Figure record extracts
»»

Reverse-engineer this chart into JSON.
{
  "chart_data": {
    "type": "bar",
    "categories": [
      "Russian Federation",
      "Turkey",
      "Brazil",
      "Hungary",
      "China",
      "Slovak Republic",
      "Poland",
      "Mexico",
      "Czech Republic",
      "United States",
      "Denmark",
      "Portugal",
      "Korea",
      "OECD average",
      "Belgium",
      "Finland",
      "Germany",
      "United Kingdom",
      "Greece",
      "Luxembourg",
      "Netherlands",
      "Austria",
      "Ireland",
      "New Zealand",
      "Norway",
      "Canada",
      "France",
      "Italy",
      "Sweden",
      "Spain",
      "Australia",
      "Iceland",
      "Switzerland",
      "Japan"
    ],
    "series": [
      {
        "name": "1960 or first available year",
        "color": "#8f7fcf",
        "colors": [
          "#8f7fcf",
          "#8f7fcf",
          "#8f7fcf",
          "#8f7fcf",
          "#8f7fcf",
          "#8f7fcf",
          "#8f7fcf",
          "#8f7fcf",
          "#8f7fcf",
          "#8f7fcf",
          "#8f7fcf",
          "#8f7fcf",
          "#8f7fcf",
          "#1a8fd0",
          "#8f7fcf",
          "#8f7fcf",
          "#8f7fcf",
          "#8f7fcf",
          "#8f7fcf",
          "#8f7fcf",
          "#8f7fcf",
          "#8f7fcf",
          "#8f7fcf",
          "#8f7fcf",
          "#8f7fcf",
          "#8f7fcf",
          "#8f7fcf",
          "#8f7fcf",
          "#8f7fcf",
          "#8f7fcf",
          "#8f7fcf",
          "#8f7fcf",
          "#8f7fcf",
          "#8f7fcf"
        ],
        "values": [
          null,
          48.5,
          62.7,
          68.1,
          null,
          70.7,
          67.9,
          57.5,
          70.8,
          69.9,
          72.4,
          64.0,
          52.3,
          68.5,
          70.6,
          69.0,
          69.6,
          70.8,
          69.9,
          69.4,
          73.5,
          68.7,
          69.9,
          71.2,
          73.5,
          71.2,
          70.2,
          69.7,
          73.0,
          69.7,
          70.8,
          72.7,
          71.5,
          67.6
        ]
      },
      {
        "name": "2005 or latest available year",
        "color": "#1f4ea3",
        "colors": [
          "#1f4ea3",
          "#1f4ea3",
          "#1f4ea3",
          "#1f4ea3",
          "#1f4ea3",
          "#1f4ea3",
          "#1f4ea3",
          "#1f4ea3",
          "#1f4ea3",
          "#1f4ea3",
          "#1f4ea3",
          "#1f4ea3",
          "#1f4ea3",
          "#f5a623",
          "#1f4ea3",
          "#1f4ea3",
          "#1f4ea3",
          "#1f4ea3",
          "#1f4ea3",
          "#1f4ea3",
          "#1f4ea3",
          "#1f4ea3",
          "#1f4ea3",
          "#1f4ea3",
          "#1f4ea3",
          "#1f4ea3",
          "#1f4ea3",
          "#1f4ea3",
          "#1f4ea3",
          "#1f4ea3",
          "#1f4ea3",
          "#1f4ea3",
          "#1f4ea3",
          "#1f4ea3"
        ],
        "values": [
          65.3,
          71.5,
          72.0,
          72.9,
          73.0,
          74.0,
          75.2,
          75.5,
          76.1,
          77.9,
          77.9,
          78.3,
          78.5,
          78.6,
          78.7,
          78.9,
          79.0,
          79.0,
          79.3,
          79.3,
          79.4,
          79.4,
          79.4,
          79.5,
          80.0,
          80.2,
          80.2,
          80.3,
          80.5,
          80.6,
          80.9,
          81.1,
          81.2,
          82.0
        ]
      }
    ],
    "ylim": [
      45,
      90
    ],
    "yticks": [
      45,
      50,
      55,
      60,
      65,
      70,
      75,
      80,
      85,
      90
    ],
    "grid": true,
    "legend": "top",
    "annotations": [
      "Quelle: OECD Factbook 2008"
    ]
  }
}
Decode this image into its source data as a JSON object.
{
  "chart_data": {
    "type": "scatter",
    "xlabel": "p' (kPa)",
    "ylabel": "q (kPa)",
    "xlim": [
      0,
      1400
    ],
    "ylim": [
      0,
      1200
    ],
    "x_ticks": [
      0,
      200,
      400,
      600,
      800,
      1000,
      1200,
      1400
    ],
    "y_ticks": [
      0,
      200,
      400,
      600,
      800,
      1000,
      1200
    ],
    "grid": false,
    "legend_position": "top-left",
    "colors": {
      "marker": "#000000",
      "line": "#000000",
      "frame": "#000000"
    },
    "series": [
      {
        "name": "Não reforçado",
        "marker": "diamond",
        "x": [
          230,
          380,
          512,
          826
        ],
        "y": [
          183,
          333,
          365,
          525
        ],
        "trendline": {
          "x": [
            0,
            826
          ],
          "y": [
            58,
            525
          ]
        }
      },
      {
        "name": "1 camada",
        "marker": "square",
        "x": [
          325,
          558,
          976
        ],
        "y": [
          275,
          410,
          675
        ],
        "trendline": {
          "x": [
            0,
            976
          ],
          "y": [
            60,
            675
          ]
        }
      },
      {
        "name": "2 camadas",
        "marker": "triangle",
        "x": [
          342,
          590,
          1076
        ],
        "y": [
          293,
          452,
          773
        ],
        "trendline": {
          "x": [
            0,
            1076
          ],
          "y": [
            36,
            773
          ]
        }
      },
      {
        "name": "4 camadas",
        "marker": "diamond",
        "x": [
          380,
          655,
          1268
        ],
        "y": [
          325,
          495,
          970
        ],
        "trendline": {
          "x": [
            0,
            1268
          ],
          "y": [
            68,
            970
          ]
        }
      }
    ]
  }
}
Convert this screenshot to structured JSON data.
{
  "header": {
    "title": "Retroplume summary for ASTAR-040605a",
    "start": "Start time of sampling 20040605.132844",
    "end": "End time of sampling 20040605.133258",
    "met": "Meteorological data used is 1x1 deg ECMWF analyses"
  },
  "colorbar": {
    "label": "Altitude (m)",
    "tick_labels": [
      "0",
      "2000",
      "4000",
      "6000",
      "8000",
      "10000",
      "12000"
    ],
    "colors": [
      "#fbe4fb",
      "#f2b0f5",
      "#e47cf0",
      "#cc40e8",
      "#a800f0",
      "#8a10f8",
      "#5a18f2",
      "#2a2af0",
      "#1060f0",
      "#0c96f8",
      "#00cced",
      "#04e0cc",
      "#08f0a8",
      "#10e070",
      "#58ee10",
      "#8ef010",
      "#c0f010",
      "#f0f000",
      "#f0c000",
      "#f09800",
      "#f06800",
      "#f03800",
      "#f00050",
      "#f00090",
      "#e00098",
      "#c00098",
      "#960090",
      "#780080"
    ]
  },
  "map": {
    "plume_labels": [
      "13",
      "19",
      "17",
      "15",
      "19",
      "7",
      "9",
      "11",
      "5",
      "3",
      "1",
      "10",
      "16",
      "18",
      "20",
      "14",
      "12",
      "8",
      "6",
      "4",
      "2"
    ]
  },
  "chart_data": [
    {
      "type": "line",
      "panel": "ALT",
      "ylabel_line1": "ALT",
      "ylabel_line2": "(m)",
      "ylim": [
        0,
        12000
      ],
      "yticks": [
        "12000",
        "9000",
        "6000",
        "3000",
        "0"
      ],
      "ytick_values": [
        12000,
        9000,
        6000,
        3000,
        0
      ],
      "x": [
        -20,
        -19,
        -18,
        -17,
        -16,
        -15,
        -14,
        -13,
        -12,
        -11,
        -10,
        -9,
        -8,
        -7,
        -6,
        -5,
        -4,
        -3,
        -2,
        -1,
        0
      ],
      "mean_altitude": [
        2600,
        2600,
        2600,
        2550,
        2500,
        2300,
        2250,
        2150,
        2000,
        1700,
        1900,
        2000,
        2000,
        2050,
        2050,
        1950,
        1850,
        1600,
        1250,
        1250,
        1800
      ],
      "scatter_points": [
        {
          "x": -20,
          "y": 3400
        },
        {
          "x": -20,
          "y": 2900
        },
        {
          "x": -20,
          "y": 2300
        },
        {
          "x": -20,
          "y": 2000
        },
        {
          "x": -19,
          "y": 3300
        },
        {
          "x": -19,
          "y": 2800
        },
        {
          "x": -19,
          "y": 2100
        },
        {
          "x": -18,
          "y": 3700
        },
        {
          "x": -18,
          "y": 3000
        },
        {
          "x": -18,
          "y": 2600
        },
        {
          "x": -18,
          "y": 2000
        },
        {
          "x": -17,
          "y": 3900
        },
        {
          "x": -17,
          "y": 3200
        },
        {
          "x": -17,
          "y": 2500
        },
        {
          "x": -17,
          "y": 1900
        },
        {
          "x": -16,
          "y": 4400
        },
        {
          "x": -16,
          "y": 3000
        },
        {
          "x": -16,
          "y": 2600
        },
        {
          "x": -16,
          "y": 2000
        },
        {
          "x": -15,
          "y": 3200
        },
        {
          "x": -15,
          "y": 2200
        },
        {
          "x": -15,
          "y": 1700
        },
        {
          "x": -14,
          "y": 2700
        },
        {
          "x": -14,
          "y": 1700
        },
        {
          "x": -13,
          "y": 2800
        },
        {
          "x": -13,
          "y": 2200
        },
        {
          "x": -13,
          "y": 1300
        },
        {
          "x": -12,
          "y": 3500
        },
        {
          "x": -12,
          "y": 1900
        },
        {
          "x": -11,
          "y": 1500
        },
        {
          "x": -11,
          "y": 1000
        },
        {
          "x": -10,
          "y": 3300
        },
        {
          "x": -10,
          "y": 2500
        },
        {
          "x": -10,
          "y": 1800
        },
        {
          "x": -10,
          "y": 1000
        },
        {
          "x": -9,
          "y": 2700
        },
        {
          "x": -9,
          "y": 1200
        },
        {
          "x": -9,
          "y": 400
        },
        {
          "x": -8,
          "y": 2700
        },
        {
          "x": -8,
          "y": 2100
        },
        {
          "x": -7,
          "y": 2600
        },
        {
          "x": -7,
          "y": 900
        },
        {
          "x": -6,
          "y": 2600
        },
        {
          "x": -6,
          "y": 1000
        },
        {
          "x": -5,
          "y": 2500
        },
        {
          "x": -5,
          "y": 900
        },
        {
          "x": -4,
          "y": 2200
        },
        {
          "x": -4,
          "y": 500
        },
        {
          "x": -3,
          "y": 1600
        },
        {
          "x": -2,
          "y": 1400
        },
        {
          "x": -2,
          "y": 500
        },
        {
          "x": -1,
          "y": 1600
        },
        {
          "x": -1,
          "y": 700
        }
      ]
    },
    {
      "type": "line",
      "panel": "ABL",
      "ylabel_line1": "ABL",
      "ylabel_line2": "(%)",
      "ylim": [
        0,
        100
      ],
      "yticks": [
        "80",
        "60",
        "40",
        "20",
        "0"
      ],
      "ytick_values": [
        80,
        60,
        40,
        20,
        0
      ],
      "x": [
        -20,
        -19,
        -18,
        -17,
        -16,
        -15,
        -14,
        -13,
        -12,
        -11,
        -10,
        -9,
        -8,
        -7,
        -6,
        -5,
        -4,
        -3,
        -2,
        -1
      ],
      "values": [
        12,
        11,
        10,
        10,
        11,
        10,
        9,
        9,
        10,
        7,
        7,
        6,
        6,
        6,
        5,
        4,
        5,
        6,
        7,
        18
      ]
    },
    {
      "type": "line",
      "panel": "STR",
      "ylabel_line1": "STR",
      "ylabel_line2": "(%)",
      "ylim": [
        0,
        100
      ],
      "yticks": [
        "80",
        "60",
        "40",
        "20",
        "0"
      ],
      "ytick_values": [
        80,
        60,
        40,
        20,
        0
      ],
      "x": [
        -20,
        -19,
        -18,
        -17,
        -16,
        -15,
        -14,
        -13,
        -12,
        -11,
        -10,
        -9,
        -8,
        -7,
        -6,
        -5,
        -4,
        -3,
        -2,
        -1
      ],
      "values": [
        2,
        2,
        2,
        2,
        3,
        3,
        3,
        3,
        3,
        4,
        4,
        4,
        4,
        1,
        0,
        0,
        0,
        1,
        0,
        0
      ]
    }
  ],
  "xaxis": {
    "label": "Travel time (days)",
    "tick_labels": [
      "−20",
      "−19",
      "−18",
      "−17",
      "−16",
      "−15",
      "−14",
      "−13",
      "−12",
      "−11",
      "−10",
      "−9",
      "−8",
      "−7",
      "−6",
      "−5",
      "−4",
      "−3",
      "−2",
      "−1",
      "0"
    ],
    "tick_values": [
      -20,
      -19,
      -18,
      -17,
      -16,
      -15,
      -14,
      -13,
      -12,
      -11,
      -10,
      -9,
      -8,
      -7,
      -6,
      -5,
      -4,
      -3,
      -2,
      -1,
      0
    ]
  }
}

««

In the material above, find each line that contains the word "available", and select it.

[Worked solution]
        "name": "1960 or first available year",
        "name": "2005 or latest available year",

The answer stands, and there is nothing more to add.